** start **
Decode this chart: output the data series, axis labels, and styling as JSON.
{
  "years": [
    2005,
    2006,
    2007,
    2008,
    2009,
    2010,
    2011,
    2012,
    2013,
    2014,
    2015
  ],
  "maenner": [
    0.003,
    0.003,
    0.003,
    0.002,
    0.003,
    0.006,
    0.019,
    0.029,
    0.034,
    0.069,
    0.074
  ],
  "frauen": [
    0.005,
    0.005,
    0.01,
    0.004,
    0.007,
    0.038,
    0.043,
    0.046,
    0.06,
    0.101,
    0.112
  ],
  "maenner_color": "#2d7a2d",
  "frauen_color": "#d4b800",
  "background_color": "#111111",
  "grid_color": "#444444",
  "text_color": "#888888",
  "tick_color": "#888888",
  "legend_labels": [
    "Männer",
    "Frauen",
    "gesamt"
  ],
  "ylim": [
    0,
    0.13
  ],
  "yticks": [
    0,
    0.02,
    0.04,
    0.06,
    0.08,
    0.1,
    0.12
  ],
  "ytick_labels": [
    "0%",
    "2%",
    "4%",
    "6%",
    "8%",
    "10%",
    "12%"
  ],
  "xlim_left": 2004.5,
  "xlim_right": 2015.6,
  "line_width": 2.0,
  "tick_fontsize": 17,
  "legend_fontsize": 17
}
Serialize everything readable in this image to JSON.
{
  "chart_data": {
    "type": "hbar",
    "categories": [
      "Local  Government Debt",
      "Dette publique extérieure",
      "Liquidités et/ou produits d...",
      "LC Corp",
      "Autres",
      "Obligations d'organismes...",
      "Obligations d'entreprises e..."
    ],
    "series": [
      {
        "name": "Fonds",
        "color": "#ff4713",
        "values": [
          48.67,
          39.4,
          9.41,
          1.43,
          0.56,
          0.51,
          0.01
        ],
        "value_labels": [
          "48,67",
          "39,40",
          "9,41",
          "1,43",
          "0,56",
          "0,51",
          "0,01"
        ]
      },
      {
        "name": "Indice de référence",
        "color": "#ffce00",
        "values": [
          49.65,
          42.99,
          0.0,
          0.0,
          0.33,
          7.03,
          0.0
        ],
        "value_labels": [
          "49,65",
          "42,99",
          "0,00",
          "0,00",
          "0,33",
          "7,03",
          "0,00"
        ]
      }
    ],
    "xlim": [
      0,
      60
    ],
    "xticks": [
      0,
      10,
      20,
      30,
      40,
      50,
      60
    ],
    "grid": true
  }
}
** end **
Each line above that includes "this" counts once; state the total and nothing more.

2